EXERCISE PROMPT.
For the data below, report only the number of lines containing the string "color".
---- PROVIDED MATERIAL
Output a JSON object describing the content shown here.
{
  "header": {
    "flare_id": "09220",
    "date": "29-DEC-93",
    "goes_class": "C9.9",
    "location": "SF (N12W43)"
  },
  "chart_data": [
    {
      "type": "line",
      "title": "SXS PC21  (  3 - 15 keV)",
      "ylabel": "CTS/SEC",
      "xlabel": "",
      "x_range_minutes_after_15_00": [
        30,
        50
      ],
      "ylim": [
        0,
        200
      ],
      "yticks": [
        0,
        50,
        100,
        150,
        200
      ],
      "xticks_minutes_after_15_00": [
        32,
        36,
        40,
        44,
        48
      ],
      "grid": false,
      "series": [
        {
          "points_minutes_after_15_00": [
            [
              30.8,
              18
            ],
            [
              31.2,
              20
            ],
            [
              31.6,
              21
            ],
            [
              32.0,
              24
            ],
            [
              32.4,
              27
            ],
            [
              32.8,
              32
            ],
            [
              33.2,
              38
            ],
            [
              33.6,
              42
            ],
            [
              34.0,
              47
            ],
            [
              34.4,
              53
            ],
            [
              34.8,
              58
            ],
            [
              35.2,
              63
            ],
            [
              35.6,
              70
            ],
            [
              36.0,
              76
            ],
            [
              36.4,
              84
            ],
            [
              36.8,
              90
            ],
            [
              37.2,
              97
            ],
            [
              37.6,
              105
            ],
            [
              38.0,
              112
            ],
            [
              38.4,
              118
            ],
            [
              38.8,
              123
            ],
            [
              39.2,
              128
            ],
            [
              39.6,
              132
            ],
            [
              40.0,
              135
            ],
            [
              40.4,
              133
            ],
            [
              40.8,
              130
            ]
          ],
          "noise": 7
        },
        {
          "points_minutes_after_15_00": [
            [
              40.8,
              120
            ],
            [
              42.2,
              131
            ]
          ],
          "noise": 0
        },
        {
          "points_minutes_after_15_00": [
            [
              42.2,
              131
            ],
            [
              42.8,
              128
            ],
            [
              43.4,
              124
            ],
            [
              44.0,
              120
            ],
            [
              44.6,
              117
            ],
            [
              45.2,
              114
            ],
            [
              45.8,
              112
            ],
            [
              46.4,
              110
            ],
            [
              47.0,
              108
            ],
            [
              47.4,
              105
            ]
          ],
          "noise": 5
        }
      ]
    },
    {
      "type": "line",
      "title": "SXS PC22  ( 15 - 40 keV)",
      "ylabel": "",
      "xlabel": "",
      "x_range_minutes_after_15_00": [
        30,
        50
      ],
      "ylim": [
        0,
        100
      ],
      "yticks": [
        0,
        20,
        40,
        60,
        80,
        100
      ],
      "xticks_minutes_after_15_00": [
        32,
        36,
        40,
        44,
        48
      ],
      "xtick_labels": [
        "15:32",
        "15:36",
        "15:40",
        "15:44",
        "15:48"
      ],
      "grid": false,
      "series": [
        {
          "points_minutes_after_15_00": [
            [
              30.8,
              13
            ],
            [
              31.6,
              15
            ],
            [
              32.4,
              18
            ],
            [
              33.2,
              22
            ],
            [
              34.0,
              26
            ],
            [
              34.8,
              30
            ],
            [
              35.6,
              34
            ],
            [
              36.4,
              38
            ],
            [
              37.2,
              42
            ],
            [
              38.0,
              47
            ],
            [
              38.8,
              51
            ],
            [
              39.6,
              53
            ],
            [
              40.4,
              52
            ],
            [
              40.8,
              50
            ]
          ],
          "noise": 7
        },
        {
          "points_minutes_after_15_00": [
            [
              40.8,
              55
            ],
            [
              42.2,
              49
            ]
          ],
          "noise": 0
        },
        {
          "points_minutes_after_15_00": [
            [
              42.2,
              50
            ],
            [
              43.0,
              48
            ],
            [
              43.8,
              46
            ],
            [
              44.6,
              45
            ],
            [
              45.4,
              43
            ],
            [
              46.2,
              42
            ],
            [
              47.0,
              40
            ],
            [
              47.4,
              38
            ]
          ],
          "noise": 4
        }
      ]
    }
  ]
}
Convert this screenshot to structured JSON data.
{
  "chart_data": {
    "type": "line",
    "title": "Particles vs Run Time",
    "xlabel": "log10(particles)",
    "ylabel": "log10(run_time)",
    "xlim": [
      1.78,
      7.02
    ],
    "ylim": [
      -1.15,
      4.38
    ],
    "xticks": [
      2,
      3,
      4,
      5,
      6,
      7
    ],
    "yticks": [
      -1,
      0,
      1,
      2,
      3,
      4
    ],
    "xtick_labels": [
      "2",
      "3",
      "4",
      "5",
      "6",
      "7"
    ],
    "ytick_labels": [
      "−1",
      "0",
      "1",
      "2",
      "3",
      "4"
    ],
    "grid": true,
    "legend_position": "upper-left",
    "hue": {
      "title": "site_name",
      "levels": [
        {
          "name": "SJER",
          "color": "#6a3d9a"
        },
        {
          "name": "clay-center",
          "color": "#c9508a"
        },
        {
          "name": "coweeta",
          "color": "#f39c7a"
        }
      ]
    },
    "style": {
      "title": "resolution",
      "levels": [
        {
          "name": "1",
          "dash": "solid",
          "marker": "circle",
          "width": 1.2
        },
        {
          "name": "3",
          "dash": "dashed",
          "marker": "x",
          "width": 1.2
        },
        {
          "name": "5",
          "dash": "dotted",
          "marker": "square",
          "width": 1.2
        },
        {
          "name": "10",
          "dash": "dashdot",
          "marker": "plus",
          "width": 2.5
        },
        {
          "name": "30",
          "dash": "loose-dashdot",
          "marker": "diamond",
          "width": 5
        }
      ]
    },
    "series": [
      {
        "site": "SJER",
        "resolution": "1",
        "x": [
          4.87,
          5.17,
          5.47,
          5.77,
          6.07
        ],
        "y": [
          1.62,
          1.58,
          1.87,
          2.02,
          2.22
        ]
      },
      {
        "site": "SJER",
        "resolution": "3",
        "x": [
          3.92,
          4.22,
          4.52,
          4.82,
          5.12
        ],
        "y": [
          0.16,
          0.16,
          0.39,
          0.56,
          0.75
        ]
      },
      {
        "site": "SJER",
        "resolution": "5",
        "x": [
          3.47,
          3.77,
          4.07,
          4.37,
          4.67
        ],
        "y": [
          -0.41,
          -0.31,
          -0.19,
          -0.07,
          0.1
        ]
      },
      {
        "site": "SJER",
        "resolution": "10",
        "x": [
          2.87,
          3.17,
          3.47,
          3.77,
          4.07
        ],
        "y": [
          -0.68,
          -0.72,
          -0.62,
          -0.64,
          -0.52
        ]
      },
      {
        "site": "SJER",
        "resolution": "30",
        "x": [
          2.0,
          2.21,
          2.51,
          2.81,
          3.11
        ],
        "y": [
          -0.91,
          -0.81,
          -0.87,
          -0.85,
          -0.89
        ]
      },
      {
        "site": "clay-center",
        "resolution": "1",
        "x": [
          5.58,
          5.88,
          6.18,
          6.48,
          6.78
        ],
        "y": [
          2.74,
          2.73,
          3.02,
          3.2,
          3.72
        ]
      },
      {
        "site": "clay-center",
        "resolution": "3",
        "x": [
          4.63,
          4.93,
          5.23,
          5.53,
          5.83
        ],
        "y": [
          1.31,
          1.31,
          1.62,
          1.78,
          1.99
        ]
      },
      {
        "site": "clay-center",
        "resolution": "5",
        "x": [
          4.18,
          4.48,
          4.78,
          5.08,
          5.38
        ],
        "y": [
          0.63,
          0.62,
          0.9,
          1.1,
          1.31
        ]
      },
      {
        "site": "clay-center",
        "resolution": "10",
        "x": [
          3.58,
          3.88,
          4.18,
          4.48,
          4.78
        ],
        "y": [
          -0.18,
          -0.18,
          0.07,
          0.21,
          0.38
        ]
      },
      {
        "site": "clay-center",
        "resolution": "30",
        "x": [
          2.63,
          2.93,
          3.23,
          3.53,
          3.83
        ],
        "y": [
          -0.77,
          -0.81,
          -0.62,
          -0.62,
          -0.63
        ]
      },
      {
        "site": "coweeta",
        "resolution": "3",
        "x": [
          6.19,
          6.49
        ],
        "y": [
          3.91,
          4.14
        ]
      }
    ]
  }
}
--------
WRITTEN REPLY.
3